_Data provided_
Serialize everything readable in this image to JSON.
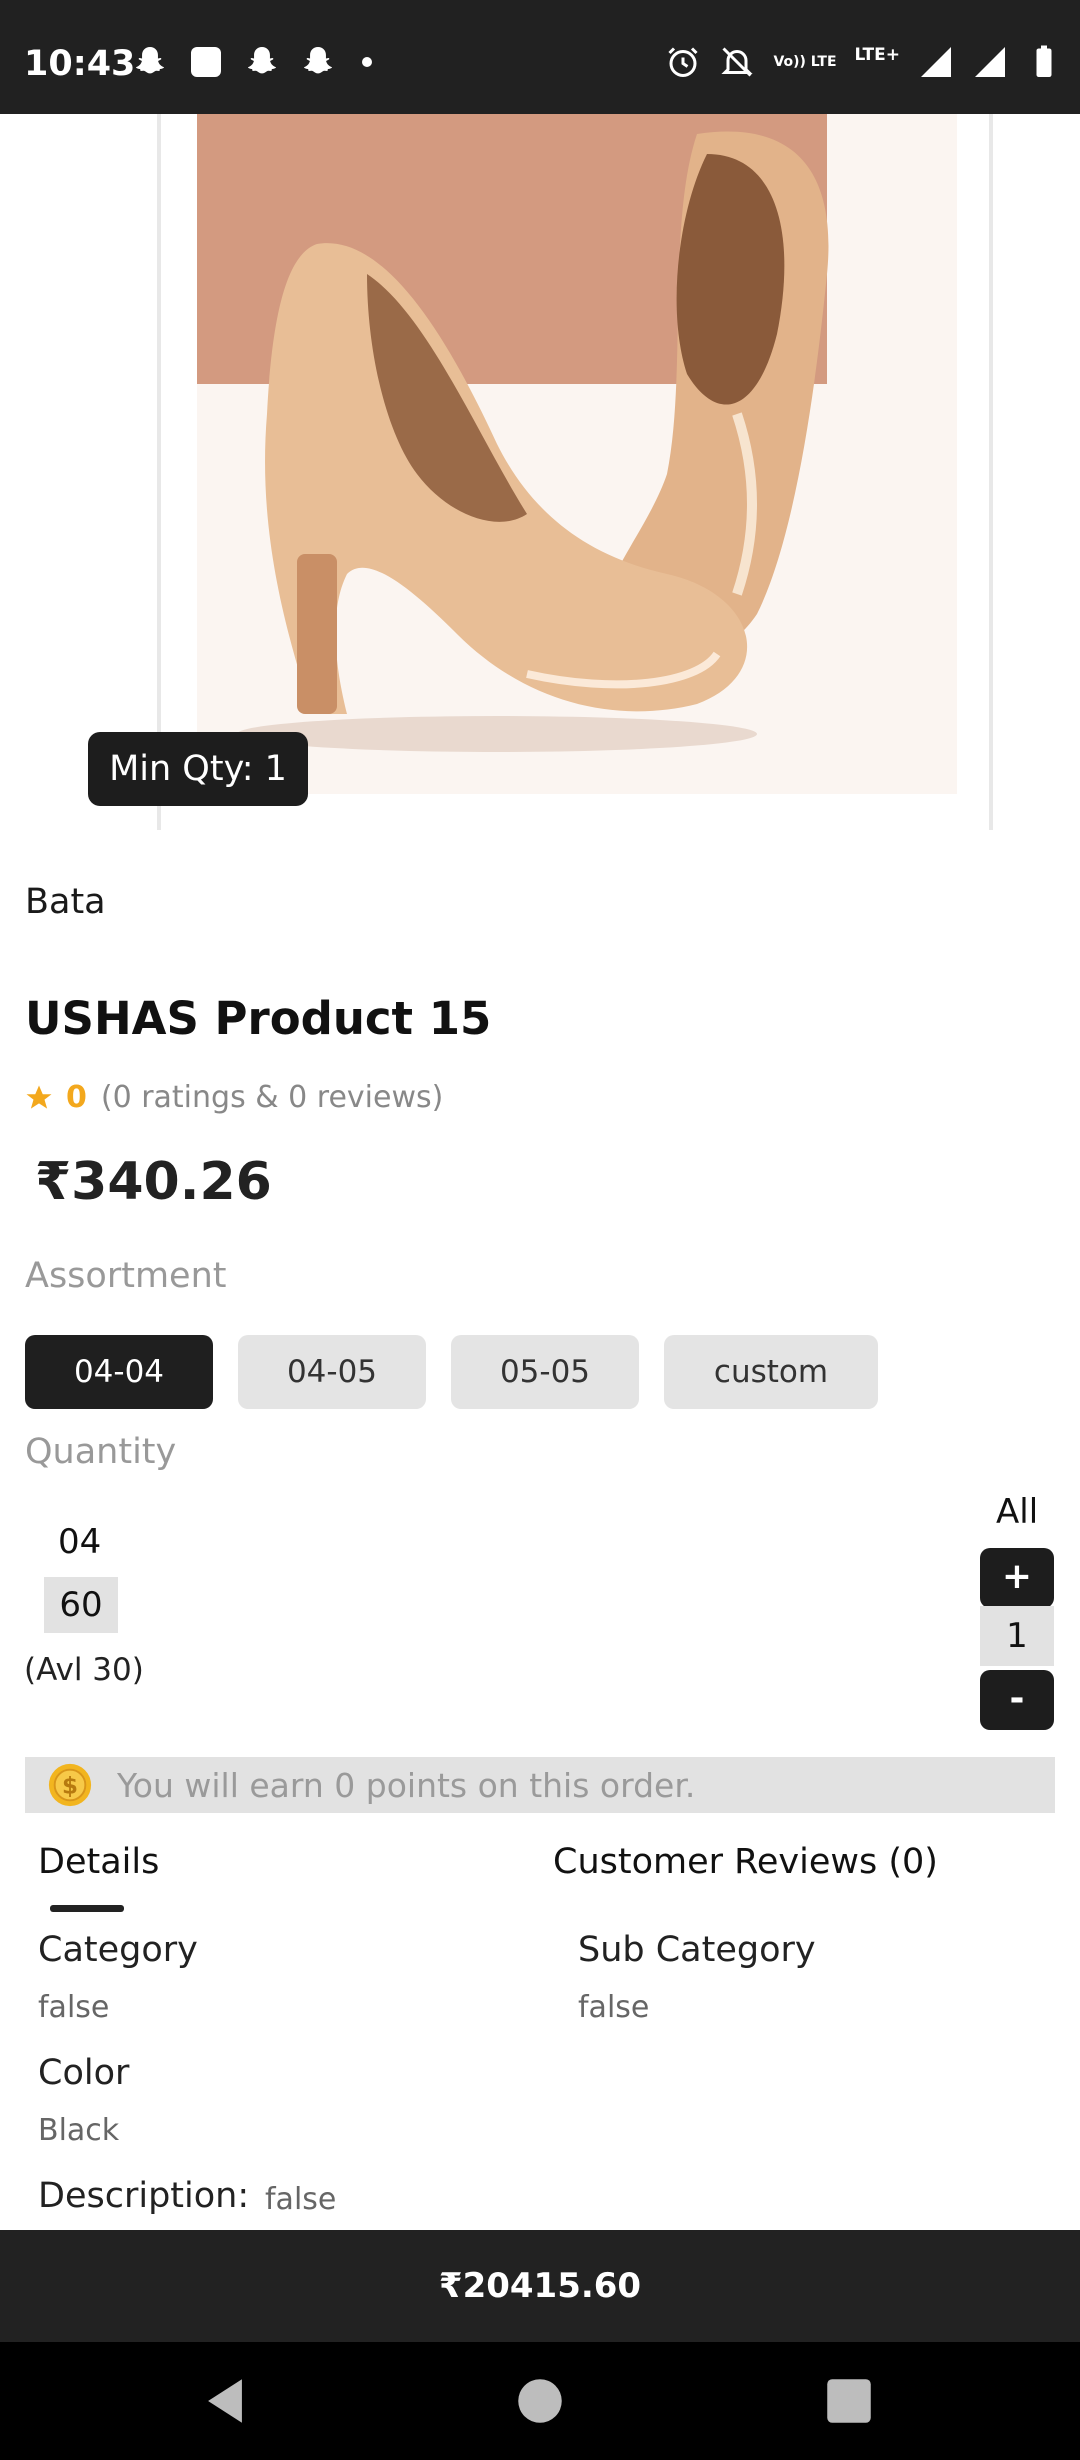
{
  "status_bar": {
    "time": "10:43",
    "left_icons": [
      "snapchat-icon",
      "square-app-icon",
      "snapchat-icon",
      "snapchat-icon",
      "dot-icon"
    ],
    "right_icons": [
      "alarm-icon",
      "notifications-off-icon",
      "volte-icon",
      "lte-icon",
      "signal-icon",
      "signal-icon",
      "battery-icon"
    ],
    "volte_label": "Vo)) LTE",
    "lte_label": "LTE+"
  },
  "product": {
    "image_icon": "product-image-nude-heels",
    "min_qty": "Min Qty: 1",
    "brand": "Bata",
    "title": "USHAS Product 15",
    "rating_value": "0",
    "rating_text": "(0 ratings & 0 reviews)",
    "price": "₹340.26"
  },
  "assortment": {
    "label": "Assortment",
    "options": [
      "04-04",
      "04-05",
      "05-05",
      "custom"
    ],
    "selected": "04-04"
  },
  "quantity": {
    "label": "Quantity",
    "size": "04",
    "value": "60",
    "available": "(Avl 30)",
    "all_label": "All",
    "plus": "+",
    "stepper_value": "1",
    "minus": "-"
  },
  "points": {
    "text": "You will earn 0 points on this order."
  },
  "tabs": {
    "details": "Details",
    "reviews": "Customer Reviews (0)",
    "active": "details"
  },
  "details": {
    "category_label": "Category",
    "category_value": "false",
    "subcategory_label": "Sub Category",
    "subcategory_value": "false",
    "color_label": "Color",
    "color_value": "Black",
    "description_label": "Description:",
    "description_value": "false"
  },
  "footer": {
    "total": "₹20415.60"
  },
  "colors": {
    "dark": "#1f1f1f",
    "chip_inactive": "#e4e4e4",
    "star": "#f3a81d"
  }
}
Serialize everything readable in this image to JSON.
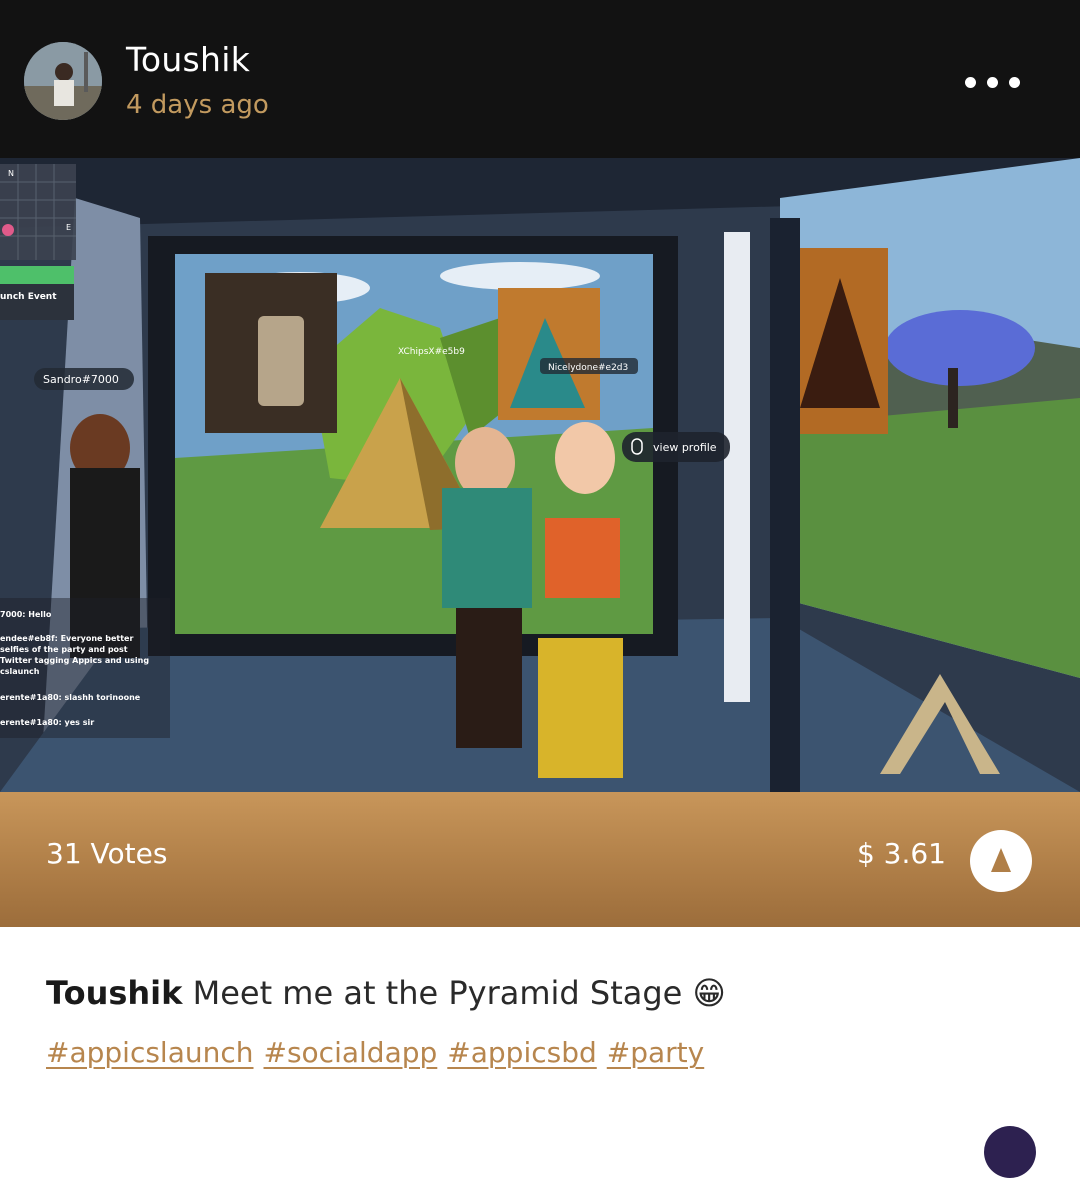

_Task to complete_
Without including the pictures, reproduce all entries exactly.

_Solved exercise_
Serialize everything readable in this image to JSON.
{
  "status_bar": {
    "time": "10:43",
    "left_icons": [
      "snapchat-icon",
      "square-app-icon",
      "snapchat-icon",
      "snapchat-icon",
      "dot-icon"
    ],
    "right_icons": [
      "alarm-icon",
      "notifications-off-icon",
      "volte-icon",
      "lte-icon",
      "signal-icon",
      "signal-icon",
      "battery-icon"
    ],
    "volte_label": "Vo)) LTE",
    "lte_label": "LTE+"
  },
  "product": {
    "image_icon": "product-image-nude-heels",
    "min_qty": "Min Qty: 1",
    "brand": "Bata",
    "title": "USHAS Product 15",
    "rating_value": "0",
    "rating_text": "(0 ratings & 0 reviews)",
    "price": "₹340.26"
  },
  "assortment": {
    "label": "Assortment",
    "options": [
      "04-04",
      "04-05",
      "05-05",
      "custom"
    ],
    "selected": "04-04"
  },
  "quantity": {
    "label": "Quantity",
    "size": "04",
    "value": "60",
    "available": "(Avl 30)",
    "all_label": "All",
    "plus": "+",
    "stepper_value": "1",
    "minus": "-"
  },
  "points": {
    "text": "You will earn 0 points on this order."
  },
  "tabs": {
    "details": "Details",
    "reviews": "Customer Reviews (0)",
    "active": "details"
  },
  "details": {
    "category_label": "Category",
    "category_value": "false",
    "subcategory_label": "Sub Category",
    "subcategory_value": "false",
    "color_label": "Color",
    "color_value": "Black",
    "description_label": "Description:",
    "description_value": "false"
  },
  "footer": {
    "total": "₹20415.60"
  },
  "colors": {
    "dark": "#1f1f1f",
    "chip_inactive": "#e4e4e4",
    "star": "#f3a81d"
  }
}
Serialize everything readable in this image to JSON.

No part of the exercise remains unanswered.